Skip the images and return the records below exactly.

[Recorded data]
----------------------------------------

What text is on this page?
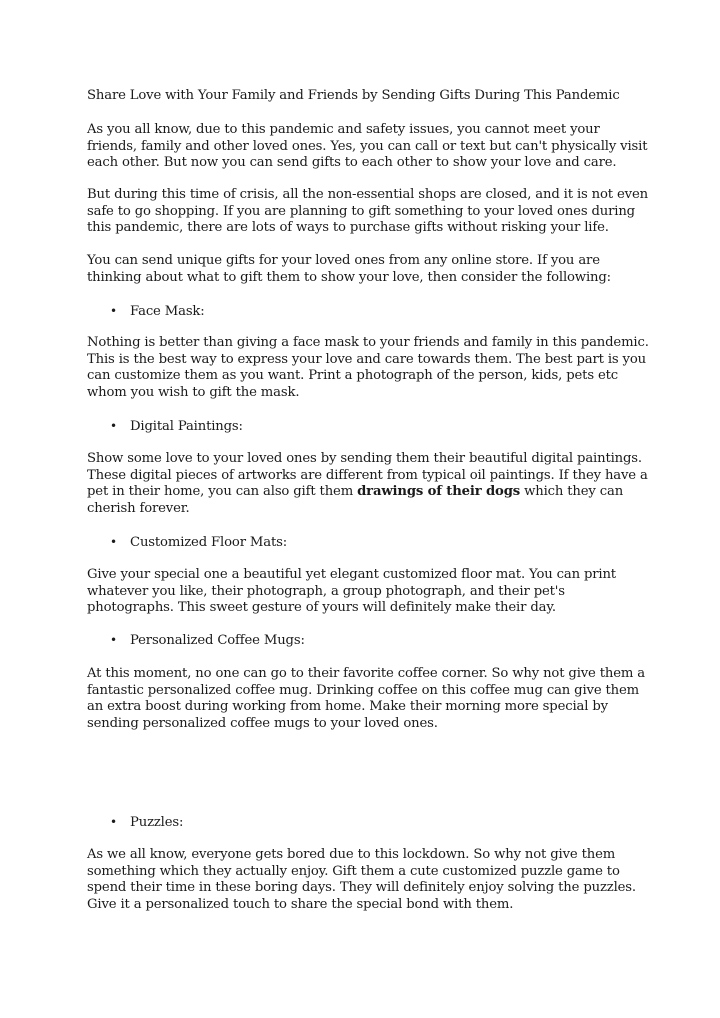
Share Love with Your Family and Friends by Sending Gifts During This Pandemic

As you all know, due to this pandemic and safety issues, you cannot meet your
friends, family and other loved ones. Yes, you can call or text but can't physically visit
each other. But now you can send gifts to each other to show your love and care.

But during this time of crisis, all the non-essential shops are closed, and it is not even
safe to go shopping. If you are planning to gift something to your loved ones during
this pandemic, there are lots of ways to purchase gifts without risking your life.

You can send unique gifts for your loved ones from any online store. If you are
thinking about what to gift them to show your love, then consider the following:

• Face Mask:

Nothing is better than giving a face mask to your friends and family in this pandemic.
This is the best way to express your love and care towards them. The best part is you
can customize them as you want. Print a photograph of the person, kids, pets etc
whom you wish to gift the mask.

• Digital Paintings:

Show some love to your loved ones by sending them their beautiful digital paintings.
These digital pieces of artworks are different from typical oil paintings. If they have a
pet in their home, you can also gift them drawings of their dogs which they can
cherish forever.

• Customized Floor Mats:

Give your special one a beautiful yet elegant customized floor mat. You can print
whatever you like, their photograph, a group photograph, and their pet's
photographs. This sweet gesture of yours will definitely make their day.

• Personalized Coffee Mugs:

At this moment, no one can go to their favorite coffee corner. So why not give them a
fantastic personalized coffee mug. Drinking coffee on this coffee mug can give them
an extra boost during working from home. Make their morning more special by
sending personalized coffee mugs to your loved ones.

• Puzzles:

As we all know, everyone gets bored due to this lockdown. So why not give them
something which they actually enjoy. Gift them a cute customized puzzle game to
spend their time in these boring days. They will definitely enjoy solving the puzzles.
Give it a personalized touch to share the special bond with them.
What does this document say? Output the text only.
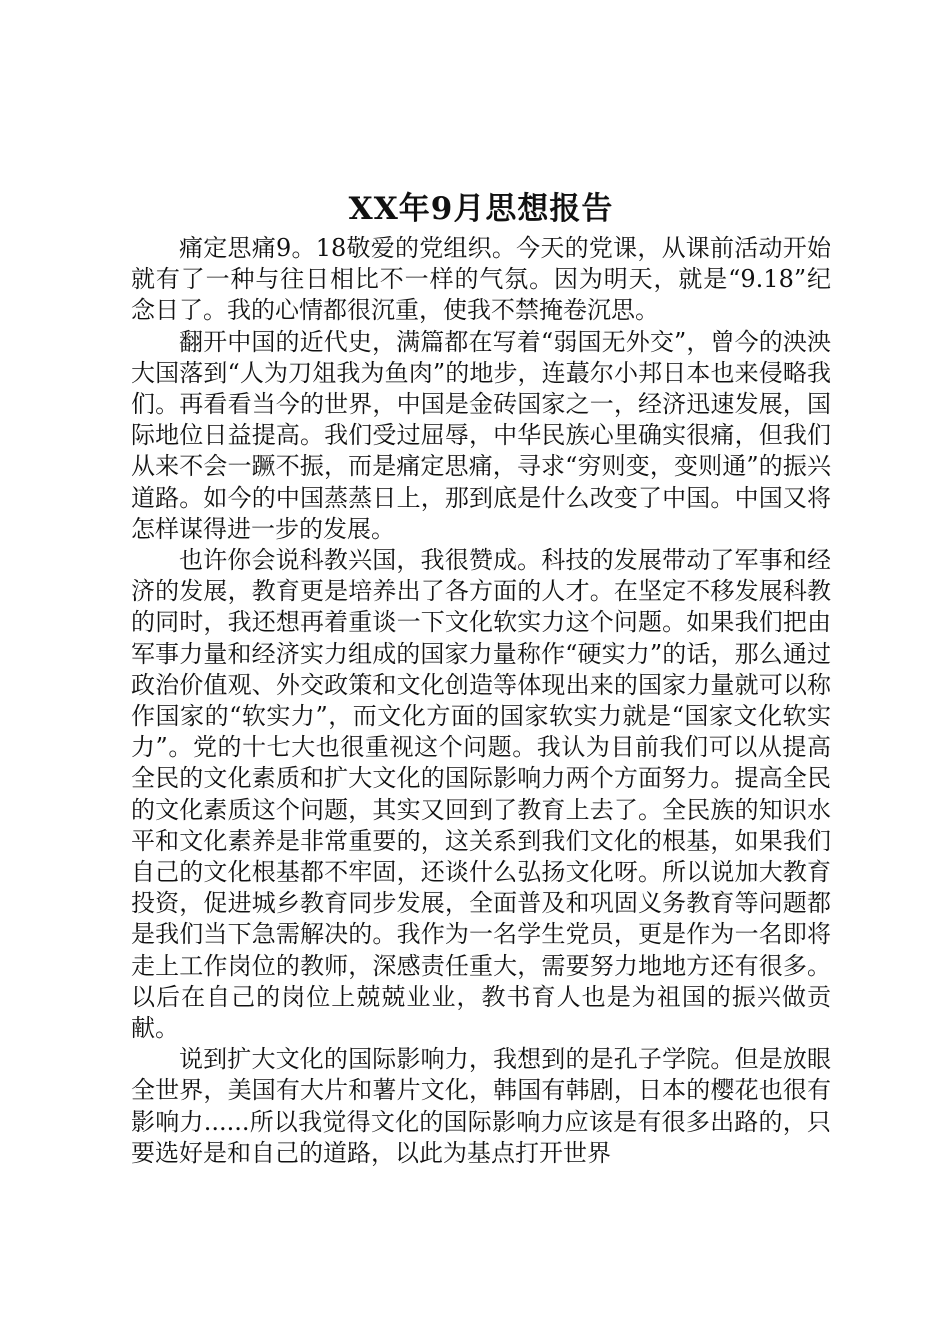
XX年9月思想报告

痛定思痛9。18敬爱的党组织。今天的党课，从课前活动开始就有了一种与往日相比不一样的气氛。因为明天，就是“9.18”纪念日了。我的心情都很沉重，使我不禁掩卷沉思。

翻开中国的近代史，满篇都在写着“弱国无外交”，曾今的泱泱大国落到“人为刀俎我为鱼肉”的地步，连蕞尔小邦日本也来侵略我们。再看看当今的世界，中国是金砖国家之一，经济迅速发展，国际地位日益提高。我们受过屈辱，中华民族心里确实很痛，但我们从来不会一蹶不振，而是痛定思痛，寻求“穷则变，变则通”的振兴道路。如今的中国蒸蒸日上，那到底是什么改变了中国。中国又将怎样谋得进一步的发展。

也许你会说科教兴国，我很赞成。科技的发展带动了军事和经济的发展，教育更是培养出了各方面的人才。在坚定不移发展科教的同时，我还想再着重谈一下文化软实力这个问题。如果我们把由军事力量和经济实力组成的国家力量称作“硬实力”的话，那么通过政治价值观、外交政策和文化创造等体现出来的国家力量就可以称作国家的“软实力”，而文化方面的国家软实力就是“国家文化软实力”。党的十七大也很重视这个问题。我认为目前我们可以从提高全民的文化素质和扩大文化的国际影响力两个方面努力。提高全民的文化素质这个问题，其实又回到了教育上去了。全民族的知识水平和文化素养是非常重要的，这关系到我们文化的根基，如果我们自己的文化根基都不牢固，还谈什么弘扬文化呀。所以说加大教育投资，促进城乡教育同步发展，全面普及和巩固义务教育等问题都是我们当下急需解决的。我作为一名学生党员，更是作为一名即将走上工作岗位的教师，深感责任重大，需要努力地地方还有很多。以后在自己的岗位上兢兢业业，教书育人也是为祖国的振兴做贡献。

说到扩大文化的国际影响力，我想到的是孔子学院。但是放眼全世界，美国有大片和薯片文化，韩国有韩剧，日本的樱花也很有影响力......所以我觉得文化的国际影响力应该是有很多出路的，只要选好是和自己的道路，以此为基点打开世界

----------------------------------------

[RESPONSE TO THE TASK]:
What text is on this page?
Share Love with Your Family and Friends by Sending Gifts During This Pandemic

As you all know, due to this pandemic and safety issues, you cannot meet your
friends, family and other loved ones. Yes, you can call or text but can't physically visit
each other. But now you can send gifts to each other to show your love and care.

But during this time of crisis, all the non-essential shops are closed, and it is not even
safe to go shopping. If you are planning to gift something to your loved ones during
this pandemic, there are lots of ways to purchase gifts without risking your life.

You can send unique gifts for your loved ones from any online store. If you are
thinking about what to gift them to show your love, then consider the following:

• Face Mask:

Nothing is better than giving a face mask to your friends and family in this pandemic.
This is the best way to express your love and care towards them. The best part is you
can customize them as you want. Print a photograph of the person, kids, pets etc
whom you wish to gift the mask.

• Digital Paintings:

Show some love to your loved ones by sending them their beautiful digital paintings.
These digital pieces of artworks are different from typical oil paintings. If they have a
pet in their home, you can also gift them drawings of their dogs which they can
cherish forever.

• Customized Floor Mats:

Give your special one a beautiful yet elegant customized floor mat. You can print
whatever you like, their photograph, a group photograph, and their pet's
photographs. This sweet gesture of yours will definitely make their day.

• Personalized Coffee Mugs:

At this moment, no one can go to their favorite coffee corner. So why not give them a
fantastic personalized coffee mug. Drinking coffee on this coffee mug can give them
an extra boost during working from home. Make their morning more special by
sending personalized coffee mugs to your loved ones.

• Puzzles:

As we all know, everyone gets bored due to this lockdown. So why not give them
something which they actually enjoy. Gift them a cute customized puzzle game to
spend their time in these boring days. They will definitely enjoy solving the puzzles.
Give it a personalized touch to share the special bond with them.
What does this document say? Output the text only.
XX年9月思想报告

痛定思痛9。18敬爱的党组织。今天的党课，从课前活动开始就有了一种与往日相比不一样的气氛。因为明天，就是“9.18”纪念日了。我的心情都很沉重，使我不禁掩卷沉思。

翻开中国的近代史，满篇都在写着“弱国无外交”，曾今的泱泱大国落到“人为刀俎我为鱼肉”的地步，连蕞尔小邦日本也来侵略我们。再看看当今的世界，中国是金砖国家之一，经济迅速发展，国际地位日益提高。我们受过屈辱，中华民族心里确实很痛，但我们从来不会一蹶不振，而是痛定思痛，寻求“穷则变，变则通”的振兴道路。如今的中国蒸蒸日上，那到底是什么改变了中国。中国又将怎样谋得进一步的发展。

也许你会说科教兴国，我很赞成。科技的发展带动了军事和经济的发展，教育更是培养出了各方面的人才。在坚定不移发展科教的同时，我还想再着重谈一下文化软实力这个问题。如果我们把由军事力量和经济实力组成的国家力量称作“硬实力”的话，那么通过政治价值观、外交政策和文化创造等体现出来的国家力量就可以称作国家的“软实力”，而文化方面的国家软实力就是“国家文化软实力”。党的十七大也很重视这个问题。我认为目前我们可以从提高全民的文化素质和扩大文化的国际影响力两个方面努力。提高全民的文化素质这个问题，其实又回到了教育上去了。全民族的知识水平和文化素养是非常重要的，这关系到我们文化的根基，如果我们自己的文化根基都不牢固，还谈什么弘扬文化呀。所以说加大教育投资，促进城乡教育同步发展，全面普及和巩固义务教育等问题都是我们当下急需解决的。我作为一名学生党员，更是作为一名即将走上工作岗位的教师，深感责任重大，需要努力地地方还有很多。以后在自己的岗位上兢兢业业，教书育人也是为祖国的振兴做贡献。

说到扩大文化的国际影响力，我想到的是孔子学院。但是放眼全世界，美国有大片和薯片文化，韩国有韩剧，日本的樱花也很有影响力......所以我觉得文化的国际影响力应该是有很多出路的，只要选好是和自己的道路，以此为基点打开世界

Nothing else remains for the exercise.